─── Supplied material

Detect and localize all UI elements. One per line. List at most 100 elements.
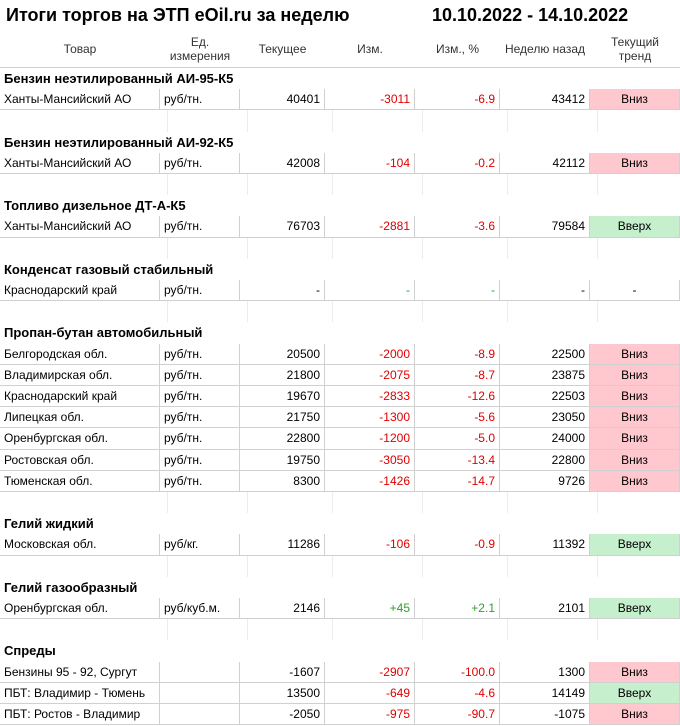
table-cell: Ханты-Мансийский АО [0,216,160,238]
table-cell: 76703 [240,216,325,238]
table-cell: -2000 [325,343,415,365]
table-cell: -100.0 [415,661,500,683]
column-header: Текущее [240,30,325,68]
spacer [414,301,423,323]
trend-cell: Вверх [590,598,680,620]
table-cell: 43412 [500,89,590,111]
spacer [499,492,508,514]
trend-cell: Вверх [590,682,680,704]
spacer [499,301,508,323]
table-cell: 14149 [500,682,590,704]
table-cell: Оренбургская обл. [0,598,160,620]
table-cell: Оренбургская обл. [0,428,160,450]
trend-cell: Вниз [590,89,680,111]
table-cell: Ханты-Мансийский АО [0,89,160,111]
spacer [414,110,423,132]
trend-cell: Вниз [590,704,680,726]
table-cell: -1075 [500,704,590,726]
table-cell: -3050 [325,449,415,471]
trend-cell: Вниз [590,407,680,429]
table-cell: Московская обл. [0,534,160,556]
table-cell: 21800 [240,364,325,386]
trend-cell: Вниз [590,428,680,450]
spacer [159,492,168,514]
table-cell: 1300 [500,661,590,683]
table-cell: - [240,280,325,302]
table-cell: -106 [325,534,415,556]
table-cell: 20500 [240,343,325,365]
table-cell: 11392 [500,534,590,556]
table-cell: 19750 [240,449,325,471]
trend-cell: Вверх [590,534,680,556]
table-cell: 42008 [240,152,325,174]
table-cell [160,704,240,726]
section-header: Гелий газообразный [4,579,138,595]
table-cell: 22500 [500,343,590,365]
table-cell: руб/тн. [160,386,240,408]
trend-cell: Вниз [590,364,680,386]
trend-cell: Вниз [590,661,680,683]
section-header: Спреды [4,643,56,659]
table-cell: руб/куб.м. [160,598,240,620]
spacer [499,237,508,259]
table-cell: -2075 [325,364,415,386]
table-cell: ПБТ: Ростов - Владимир [0,704,160,726]
spacer [324,555,333,577]
section-header: Гелий жидкий [4,516,94,532]
spacer [589,492,598,514]
table-cell: +2.1 [415,598,500,620]
section-header: Топливо дизельное ДТ-А-К5 [4,198,186,214]
table-cell: 19670 [240,386,325,408]
spacer [324,619,333,641]
trend-cell: Вниз [590,386,680,408]
table-cell: Белгородская обл. [0,343,160,365]
table-cell: -1426 [325,470,415,492]
spacer [159,110,168,132]
trend-cell: Вниз [590,470,680,492]
table-cell: Тюменская обл. [0,470,160,492]
spacer [239,237,248,259]
spacer [239,619,248,641]
table-cell: 22800 [240,428,325,450]
table-cell: -0.2 [415,152,500,174]
table-cell: Владимирская обл. [0,364,160,386]
spacer [239,555,248,577]
table-cell: руб/тн. [160,216,240,238]
column-header: Неделю назад [500,30,590,68]
table-cell: руб/тн. [160,343,240,365]
spacer [239,492,248,514]
table-cell: -8.7 [415,364,500,386]
table-cell: 42112 [500,152,590,174]
table-cell: - [500,280,590,302]
spacer [159,301,168,323]
column-header: Текущий тренд [590,30,680,68]
table-cell: Ханты-Мансийский АО [0,152,160,174]
spacer [239,174,248,196]
spacer [589,619,598,641]
spacer [239,301,248,323]
table-cell: Краснодарский край [0,386,160,408]
spacer [414,174,423,196]
table-cell: -8.9 [415,343,500,365]
table-cell: 8300 [240,470,325,492]
spacer [414,492,423,514]
table-cell: 13500 [240,682,325,704]
spacer [159,555,168,577]
column-header: Товар [0,30,160,68]
table-cell: -975 [325,704,415,726]
column-header: Ед. измерения [160,30,240,68]
table-cell: -6.9 [415,89,500,111]
spacer [414,619,423,641]
table-cell: руб/кг. [160,534,240,556]
spacer [414,555,423,577]
table-cell: -1300 [325,407,415,429]
spacer [499,555,508,577]
table-cell: 23050 [500,407,590,429]
spacer [589,174,598,196]
table-cell: 22503 [500,386,590,408]
table-cell: -13.4 [415,449,500,471]
table-cell: руб/тн. [160,364,240,386]
spacer [324,174,333,196]
spacer [324,237,333,259]
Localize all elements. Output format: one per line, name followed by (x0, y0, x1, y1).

──────

Brief: Rewrite all of the records with every "spacer" changed to "gap" and nothing else altered, and leave the pictures out of your answer.

Response:
Detect and localize all UI elements. One per line. List at most 100 elements.
table-cell: Ханты-Мансийский АО [0,216,160,238]
table-cell: 76703 [240,216,325,238]
table-cell: -2000 [325,343,415,365]
table-cell: -100.0 [415,661,500,683]
column-header: Текущее [240,30,325,68]
gap [414,301,423,323]
trend-cell: Вверх [590,598,680,620]
table-cell: 43412 [500,89,590,111]
gap [499,492,508,514]
trend-cell: Вверх [590,682,680,704]
gap [499,301,508,323]
table-cell: 14149 [500,682,590,704]
table-cell: Оренбургская обл. [0,598,160,620]
table-cell: Оренбургская обл. [0,428,160,450]
trend-cell: Вниз [590,89,680,111]
table-cell: Ханты-Мансийский АО [0,89,160,111]
gap [414,110,423,132]
trend-cell: Вниз [590,704,680,726]
table-cell: -1075 [500,704,590,726]
table-cell: -3050 [325,449,415,471]
trend-cell: Вниз [590,407,680,429]
table-cell: Московская обл. [0,534,160,556]
table-cell: 21800 [240,364,325,386]
trend-cell: Вниз [590,428,680,450]
gap [159,492,168,514]
table-cell: 1300 [500,661,590,683]
table-cell: - [240,280,325,302]
table-cell: -106 [325,534,415,556]
table-cell: 20500 [240,343,325,365]
table-cell: 11392 [500,534,590,556]
table-cell: 19750 [240,449,325,471]
trend-cell: Вверх [590,534,680,556]
table-cell: 42008 [240,152,325,174]
table-cell [160,704,240,726]
section-header: Гелий газообразный [4,579,138,595]
table-cell: 22500 [500,343,590,365]
table-cell: руб/тн. [160,386,240,408]
trend-cell: Вниз [590,364,680,386]
trend-cell: Вниз [590,661,680,683]
section-header: Спреды [4,643,56,659]
table-cell: руб/куб.м. [160,598,240,620]
gap [499,237,508,259]
table-cell: -2075 [325,364,415,386]
table-cell: ПБТ: Ростов - Владимир [0,704,160,726]
gap [324,555,333,577]
section-header: Гелий жидкий [4,516,94,532]
gap [589,492,598,514]
table-cell: +2.1 [415,598,500,620]
section-header: Топливо дизельное ДТ-А-К5 [4,198,186,214]
table-cell: 19670 [240,386,325,408]
gap [324,619,333,641]
trend-cell: Вниз [590,386,680,408]
table-cell: Белгородская обл. [0,343,160,365]
table-cell: -1426 [325,470,415,492]
gap [159,110,168,132]
trend-cell: Вниз [590,470,680,492]
table-cell: Тюменская обл. [0,470,160,492]
gap [239,237,248,259]
gap [239,619,248,641]
table-cell: 22800 [240,428,325,450]
table-cell: -0.2 [415,152,500,174]
table-cell: Владимирская обл. [0,364,160,386]
gap [239,555,248,577]
table-cell: руб/тн. [160,216,240,238]
column-header: Неделю назад [500,30,590,68]
table-cell: руб/тн. [160,343,240,365]
gap [239,492,248,514]
table-cell: -8.7 [415,364,500,386]
table-cell: 42112 [500,152,590,174]
table-cell: - [500,280,590,302]
gap [159,301,168,323]
column-header: Текущий тренд [590,30,680,68]
table-cell: Ханты-Мансийский АО [0,152,160,174]
gap [239,174,248,196]
gap [589,619,598,641]
gap [239,301,248,323]
table-cell: Краснодарский край [0,386,160,408]
gap [414,174,423,196]
table-cell: -8.9 [415,343,500,365]
table-cell: 8300 [240,470,325,492]
gap [414,492,423,514]
table-cell: 13500 [240,682,325,704]
gap [159,555,168,577]
column-header: Товар [0,30,160,68]
table-cell: -975 [325,704,415,726]
column-header: Ед. измерения [160,30,240,68]
table-cell: -6.9 [415,89,500,111]
gap [414,619,423,641]
table-cell: руб/кг. [160,534,240,556]
gap [414,555,423,577]
table-cell: -1300 [325,407,415,429]
gap [499,555,508,577]
table-cell: 23050 [500,407,590,429]
gap [589,174,598,196]
table-cell: 22503 [500,386,590,408]
table-cell: -13.4 [415,449,500,471]
table-cell: руб/тн. [160,364,240,386]
gap [324,174,333,196]
gap [324,237,333,259]
Localize all elements. Output format: one per line, name followed by (x0, y0, x1, y1).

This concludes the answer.